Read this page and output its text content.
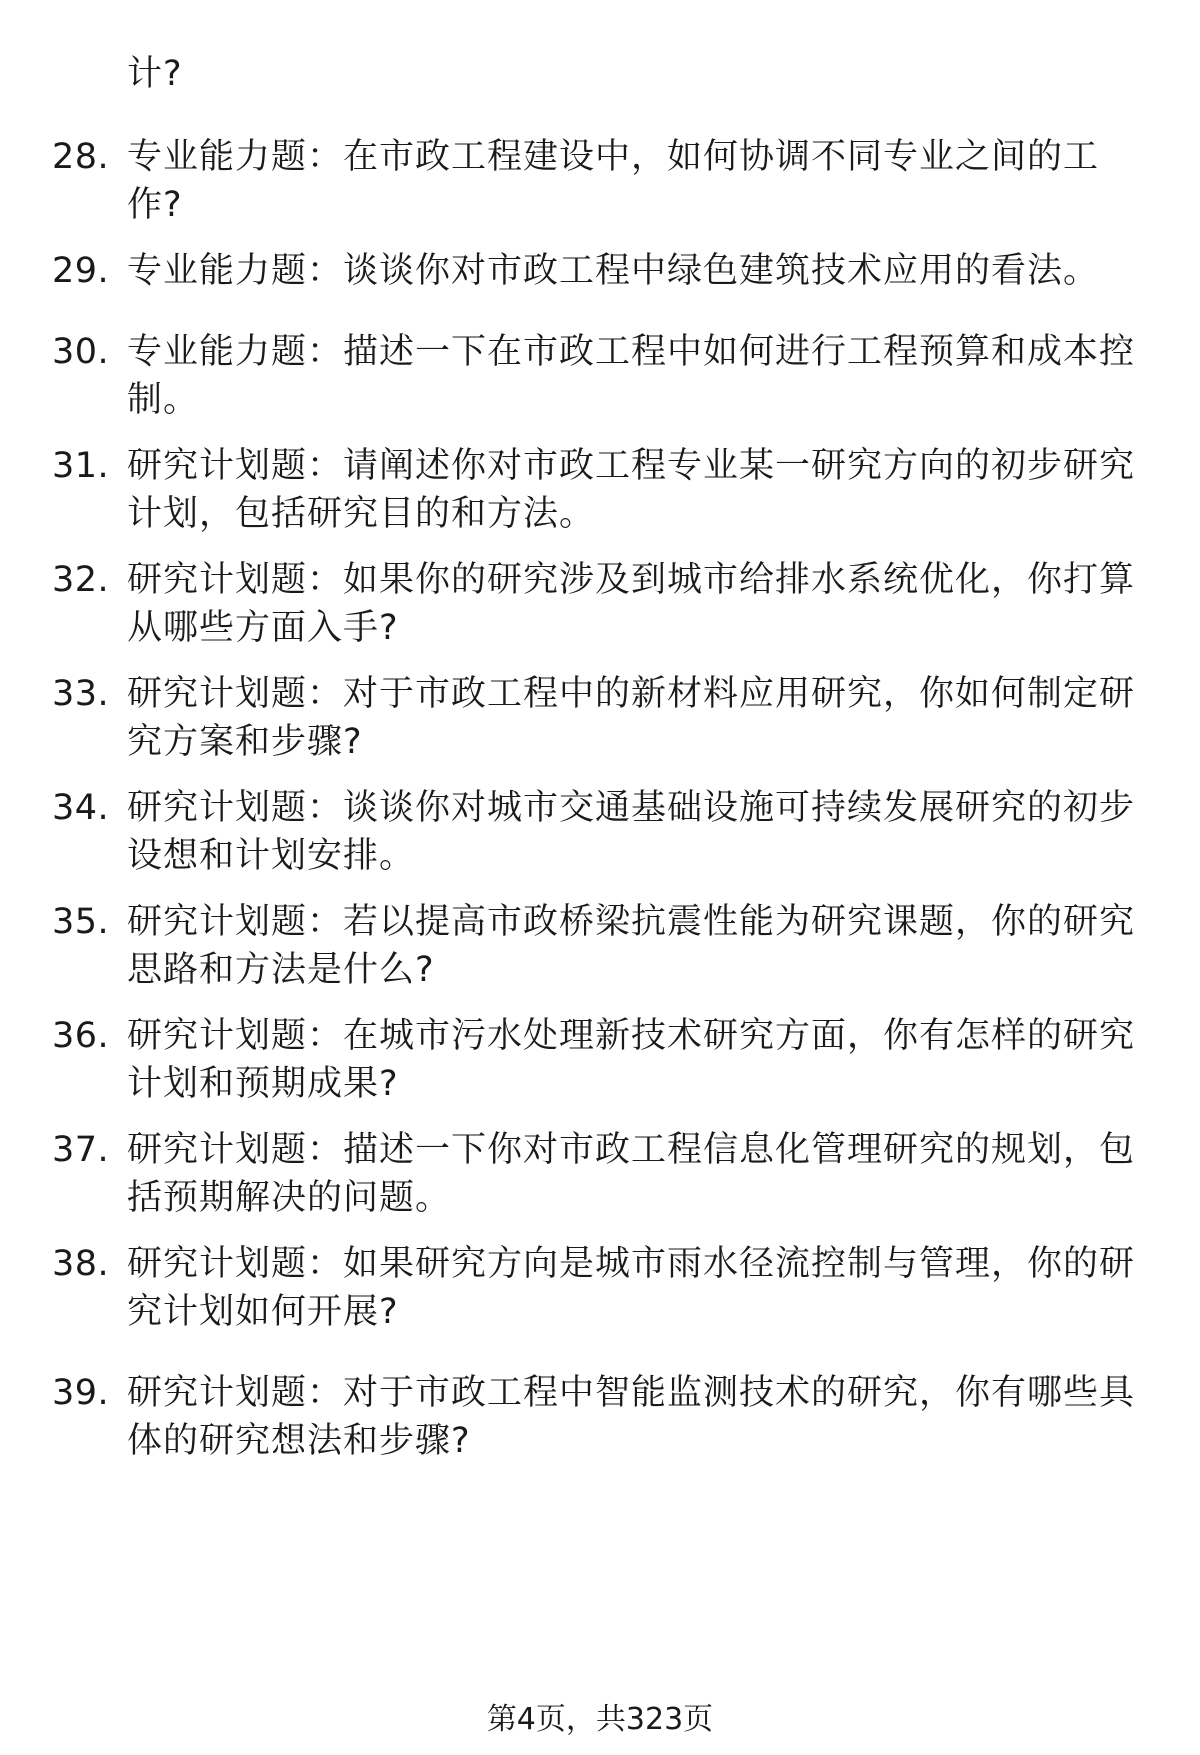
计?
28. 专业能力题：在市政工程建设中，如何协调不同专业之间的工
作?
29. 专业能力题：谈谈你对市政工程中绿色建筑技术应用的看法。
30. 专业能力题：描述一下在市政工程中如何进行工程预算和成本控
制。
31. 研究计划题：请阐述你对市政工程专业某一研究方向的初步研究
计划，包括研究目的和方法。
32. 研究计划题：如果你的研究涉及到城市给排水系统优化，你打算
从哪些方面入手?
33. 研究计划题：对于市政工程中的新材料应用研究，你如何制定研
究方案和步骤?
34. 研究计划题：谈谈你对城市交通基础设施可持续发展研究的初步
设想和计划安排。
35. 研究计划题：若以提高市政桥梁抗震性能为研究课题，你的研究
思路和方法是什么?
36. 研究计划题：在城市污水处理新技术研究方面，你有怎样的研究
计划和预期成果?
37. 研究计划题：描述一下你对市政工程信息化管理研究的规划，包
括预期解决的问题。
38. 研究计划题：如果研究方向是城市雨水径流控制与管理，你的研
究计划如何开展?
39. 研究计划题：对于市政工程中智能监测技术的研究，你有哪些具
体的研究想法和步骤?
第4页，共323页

...

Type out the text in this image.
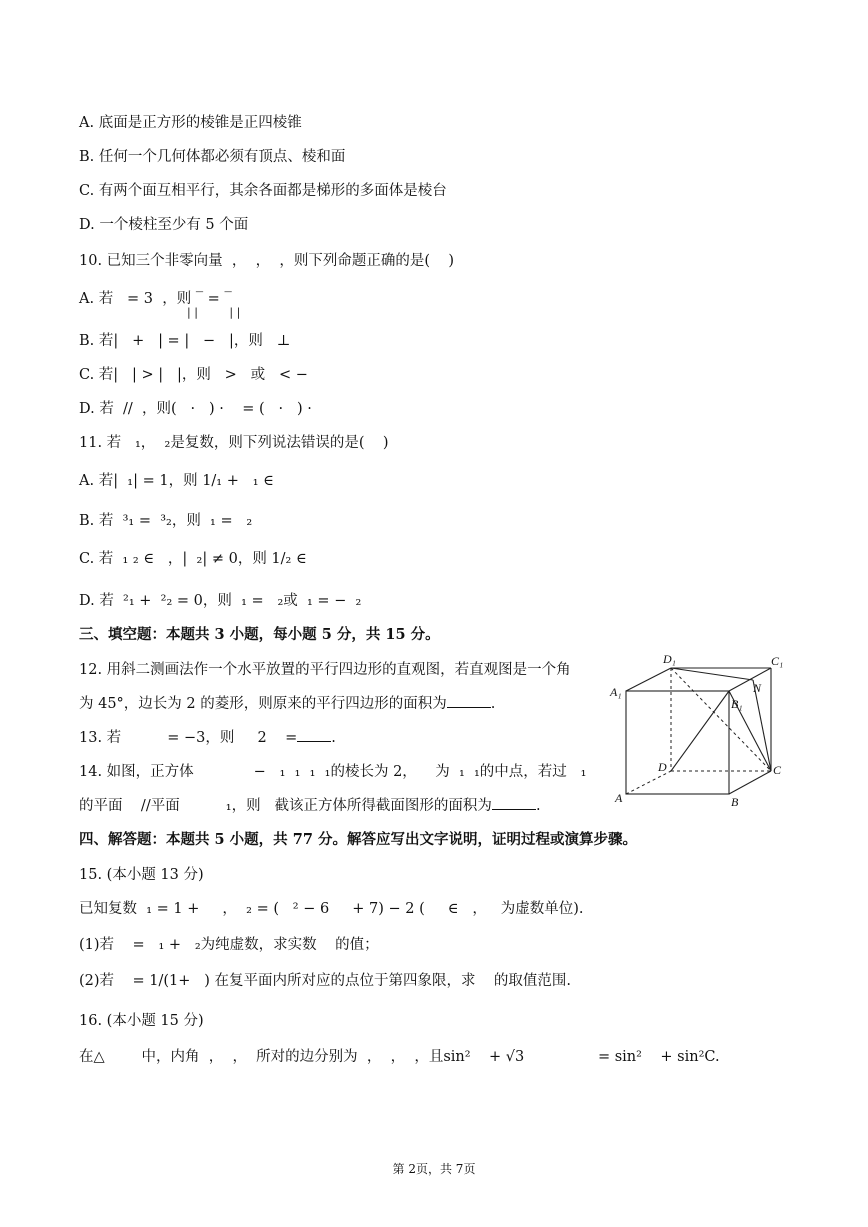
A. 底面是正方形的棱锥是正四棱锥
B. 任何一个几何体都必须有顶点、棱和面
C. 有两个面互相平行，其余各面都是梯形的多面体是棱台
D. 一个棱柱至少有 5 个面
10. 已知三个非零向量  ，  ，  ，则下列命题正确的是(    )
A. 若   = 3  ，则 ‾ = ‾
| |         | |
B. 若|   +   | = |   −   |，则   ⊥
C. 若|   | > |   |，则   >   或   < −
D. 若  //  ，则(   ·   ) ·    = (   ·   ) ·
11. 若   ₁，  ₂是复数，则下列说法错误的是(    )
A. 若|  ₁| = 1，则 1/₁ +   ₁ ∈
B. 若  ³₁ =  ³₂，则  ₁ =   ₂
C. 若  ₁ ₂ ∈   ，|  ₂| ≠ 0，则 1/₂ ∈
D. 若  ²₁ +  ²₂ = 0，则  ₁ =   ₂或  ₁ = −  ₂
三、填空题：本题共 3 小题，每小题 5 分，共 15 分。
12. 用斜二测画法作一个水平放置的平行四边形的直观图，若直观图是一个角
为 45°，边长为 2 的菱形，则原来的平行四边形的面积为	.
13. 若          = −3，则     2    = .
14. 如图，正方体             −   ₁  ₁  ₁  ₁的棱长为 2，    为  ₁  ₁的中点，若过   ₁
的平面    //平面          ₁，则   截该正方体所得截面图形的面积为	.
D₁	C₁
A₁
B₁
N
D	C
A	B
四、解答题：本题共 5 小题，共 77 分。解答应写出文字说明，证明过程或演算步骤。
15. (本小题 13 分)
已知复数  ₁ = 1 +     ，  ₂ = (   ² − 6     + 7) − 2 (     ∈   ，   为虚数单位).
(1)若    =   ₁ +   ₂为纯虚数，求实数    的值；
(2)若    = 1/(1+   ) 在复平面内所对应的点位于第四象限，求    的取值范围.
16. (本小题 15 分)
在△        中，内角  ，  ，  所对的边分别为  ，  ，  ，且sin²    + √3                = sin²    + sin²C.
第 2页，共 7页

STATED TASK. Find each line that has the word "this", then copy it out.

SOLUTION BELOW.
Read this page and output its text content.
Type out the text in this image.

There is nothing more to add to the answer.